> _Exercise prompt_
Print the listing in its entirety and exactly, leaving out images.

> _Records for processing_

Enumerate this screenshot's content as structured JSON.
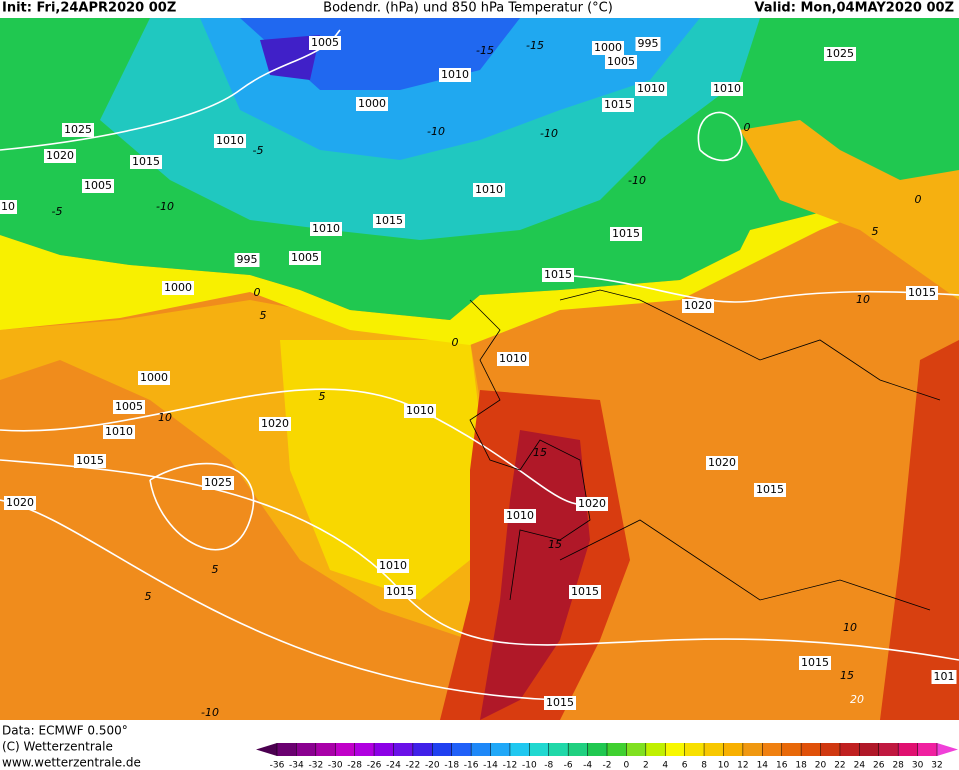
{
  "header": {
    "init": "Init: Fri,24APR2020 00Z",
    "title": "Bodendr. (hPa) und 850 hPa Temperatur (°C)",
    "valid": "Valid: Mon,04MAY2020 00Z"
  },
  "isobar_labels": [
    1005,
    1000,
    995,
    1005,
    1010,
    1025,
    1010,
    1010,
    1000,
    1015,
    1025,
    1010,
    1020,
    1015,
    1005,
    1010,
    10,
    1015,
    1010,
    1015,
    995,
    1005,
    1015,
    1000,
    1015,
    1020,
    1010,
    1000,
    1005,
    1010,
    1010,
    1020,
    1015,
    1020,
    1025,
    1015,
    1020,
    1020,
    1010,
    1010,
    1015,
    1015,
    1015,
    101,
    1015
  ],
  "isotherm_labels": [
    -15,
    -15,
    -10,
    -10,
    -5,
    0,
    -10,
    -5,
    -10,
    5,
    0,
    10,
    5,
    0,
    0,
    5,
    10,
    5,
    5,
    10,
    15,
    20,
    -10,
    15,
    15
  ],
  "footer": {
    "data": "Data: ECMWF  0.500°",
    "copyright": "(C) Wetterzentrale",
    "url": "www.wetterzentrale.de"
  },
  "colorbar": {
    "ticks": [
      -36,
      -34,
      -32,
      -30,
      -28,
      -26,
      -24,
      -22,
      -20,
      -18,
      -16,
      -14,
      -12,
      -10,
      -8,
      -6,
      -4,
      -2,
      0,
      2,
      4,
      6,
      8,
      10,
      12,
      14,
      16,
      18,
      20,
      22,
      24,
      26,
      28,
      30,
      32
    ],
    "colors": [
      "#4b0050",
      "#6a0070",
      "#8a0090",
      "#a800a8",
      "#c000c8",
      "#b000e0",
      "#8c00e6",
      "#6a10e8",
      "#4020e8",
      "#2040f0",
      "#2060f8",
      "#1e88f8",
      "#20a8f8",
      "#20c8f0",
      "#20d8d0",
      "#20d8a8",
      "#20d080",
      "#20c850",
      "#40d030",
      "#80e020",
      "#c0f000",
      "#f8f800",
      "#f8e000",
      "#f8c800",
      "#f8b000",
      "#f09810",
      "#f08010",
      "#e86808",
      "#e05008",
      "#d03810",
      "#c02020",
      "#b01828",
      "#c01840",
      "#e01070",
      "#f020a0",
      "#f040d8"
    ]
  }
}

> _The answer_
Enumerate this screenshot's content as structured JSON.
{
  "header": {
    "init": "Init: Fri,24APR2020 00Z",
    "title": "Bodendr. (hPa) und 850 hPa Temperatur (°C)",
    "valid": "Valid: Mon,04MAY2020 00Z"
  },
  "isobar_labels": [
    1005,
    1000,
    995,
    1005,
    1010,
    1025,
    1010,
    1010,
    1000,
    1015,
    1025,
    1010,
    1020,
    1015,
    1005,
    1010,
    10,
    1015,
    1010,
    1015,
    995,
    1005,
    1015,
    1000,
    1015,
    1020,
    1010,
    1000,
    1005,
    1010,
    1010,
    1020,
    1015,
    1020,
    1025,
    1015,
    1020,
    1020,
    1010,
    1010,
    1015,
    1015,
    1015,
    101,
    1015
  ],
  "isotherm_labels": [
    -15,
    -15,
    -10,
    -10,
    -5,
    0,
    -10,
    -5,
    -10,
    5,
    0,
    10,
    5,
    0,
    0,
    5,
    10,
    5,
    5,
    10,
    15,
    20,
    -10,
    15,
    15
  ],
  "footer": {
    "data": "Data: ECMWF  0.500°",
    "copyright": "(C) Wetterzentrale",
    "url": "www.wetterzentrale.de"
  },
  "colorbar": {
    "ticks": [
      -36,
      -34,
      -32,
      -30,
      -28,
      -26,
      -24,
      -22,
      -20,
      -18,
      -16,
      -14,
      -12,
      -10,
      -8,
      -6,
      -4,
      -2,
      0,
      2,
      4,
      6,
      8,
      10,
      12,
      14,
      16,
      18,
      20,
      22,
      24,
      26,
      28,
      30,
      32
    ],
    "colors": [
      "#4b0050",
      "#6a0070",
      "#8a0090",
      "#a800a8",
      "#c000c8",
      "#b000e0",
      "#8c00e6",
      "#6a10e8",
      "#4020e8",
      "#2040f0",
      "#2060f8",
      "#1e88f8",
      "#20a8f8",
      "#20c8f0",
      "#20d8d0",
      "#20d8a8",
      "#20d080",
      "#20c850",
      "#40d030",
      "#80e020",
      "#c0f000",
      "#f8f800",
      "#f8e000",
      "#f8c800",
      "#f8b000",
      "#f09810",
      "#f08010",
      "#e86808",
      "#e05008",
      "#d03810",
      "#c02020",
      "#b01828",
      "#c01840",
      "#e01070",
      "#f020a0",
      "#f040d8"
    ]
  }
}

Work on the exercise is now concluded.